- Problem description
All of the data should be output character for character, except the pictures.

★ ★ ★

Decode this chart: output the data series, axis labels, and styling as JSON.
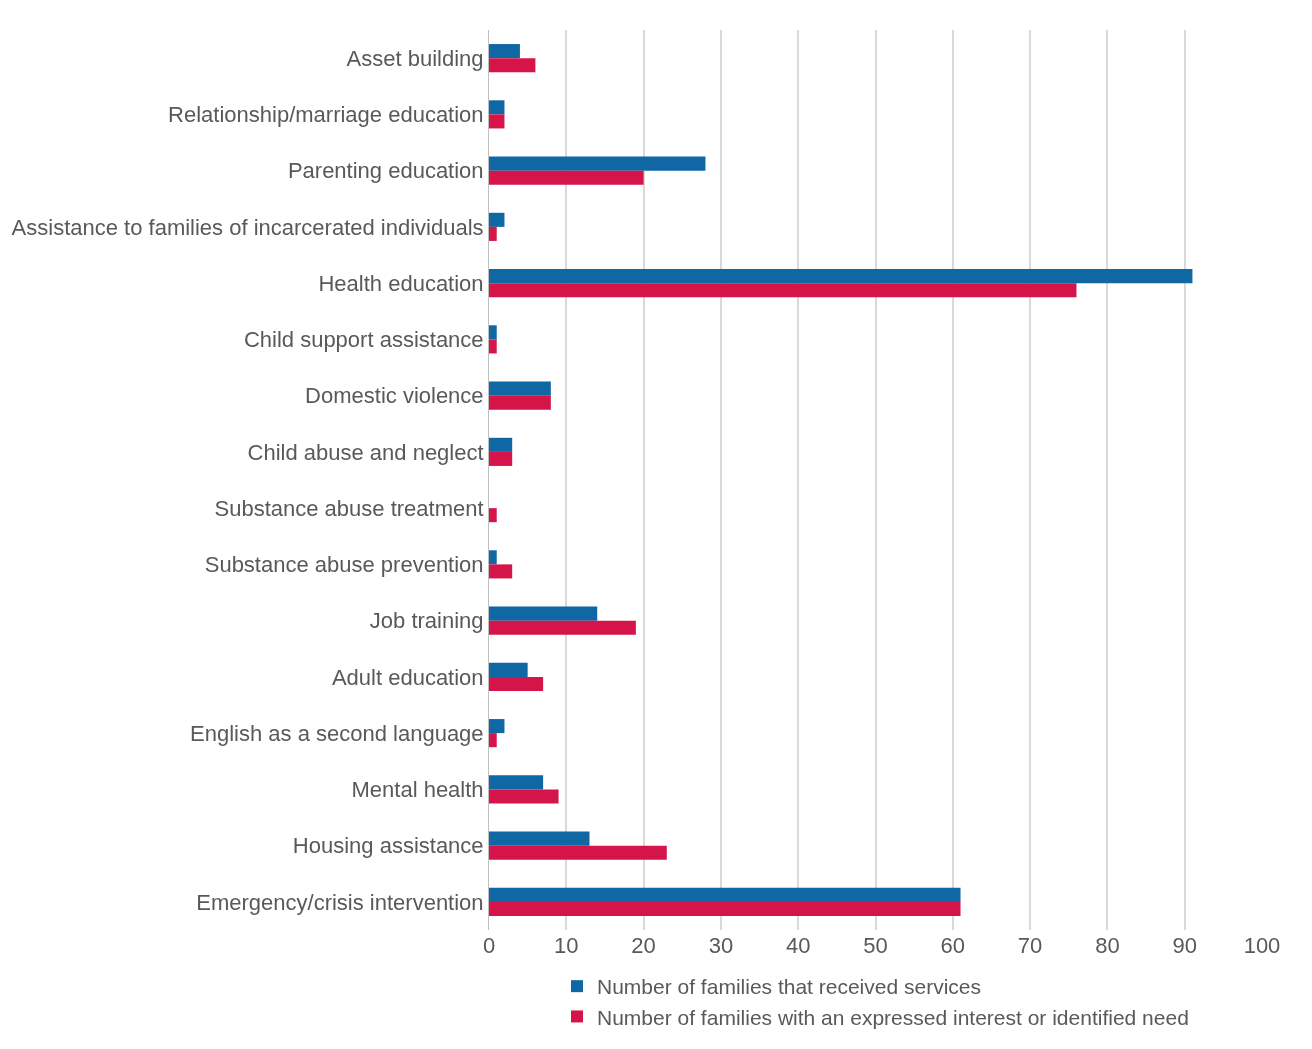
{
  "chart_data": {
    "type": "bar",
    "orientation": "horizontal",
    "categories": [
      "Asset building",
      "Relationship/marriage education",
      "Parenting education",
      "Assistance to families of incarcerated individuals",
      "Health education",
      "Child support assistance",
      "Domestic violence",
      "Child abuse and neglect",
      "Substance abuse treatment",
      "Substance abuse prevention",
      "Job training",
      "Adult education",
      "English as a second language",
      "Mental health",
      "Housing assistance",
      "Emergency/crisis intervention"
    ],
    "series": [
      {
        "name": "Number of families that received services",
        "color": "#0f67a4",
        "values": [
          4,
          2,
          28,
          2,
          91,
          1,
          8,
          3,
          0,
          1,
          14,
          5,
          2,
          7,
          13,
          61
        ]
      },
      {
        "name": "Number of families with an expressed interest or identified need",
        "color": "#d5154a",
        "values": [
          6,
          2,
          20,
          1,
          76,
          1,
          8,
          3,
          1,
          3,
          19,
          7,
          1,
          9,
          23,
          61
        ]
      }
    ],
    "xlim": [
      0,
      100
    ],
    "xticks": [
      0,
      10,
      20,
      30,
      40,
      50,
      60,
      70,
      80,
      90,
      100
    ],
    "grid": "x",
    "legend": "bottom"
  }
}
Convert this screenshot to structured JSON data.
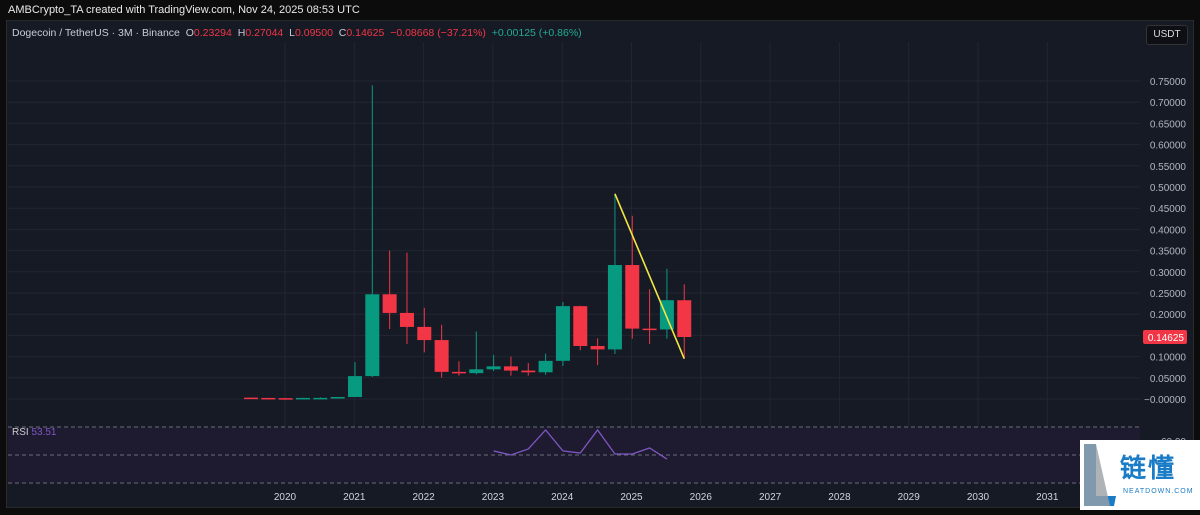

★ ★ ★

- Finished task
Decode this chart: output the data series, axis labels, and styling as JSON.
{
  "chart_data": {
    "type": "bar",
    "orientation": "horizontal",
    "categories": [
      "Asset building",
      "Relationship/marriage education",
      "Parenting education",
      "Assistance to families of incarcerated individuals",
      "Health education",
      "Child support assistance",
      "Domestic violence",
      "Child abuse and neglect",
      "Substance abuse treatment",
      "Substance abuse prevention",
      "Job training",
      "Adult education",
      "English as a second language",
      "Mental health",
      "Housing assistance",
      "Emergency/crisis intervention"
    ],
    "series": [
      {
        "name": "Number of families that received services",
        "color": "#0f67a4",
        "values": [
          4,
          2,
          28,
          2,
          91,
          1,
          8,
          3,
          0,
          1,
          14,
          5,
          2,
          7,
          13,
          61
        ]
      },
      {
        "name": "Number of families with an expressed interest or identified need",
        "color": "#d5154a",
        "values": [
          6,
          2,
          20,
          1,
          76,
          1,
          8,
          3,
          1,
          3,
          19,
          7,
          1,
          9,
          23,
          61
        ]
      }
    ],
    "xlim": [
      0,
      100
    ],
    "xticks": [
      0,
      10,
      20,
      30,
      40,
      50,
      60,
      70,
      80,
      90,
      100
    ],
    "grid": "x",
    "legend": "bottom"
  }
}
Convert this screenshot to structured JSON data.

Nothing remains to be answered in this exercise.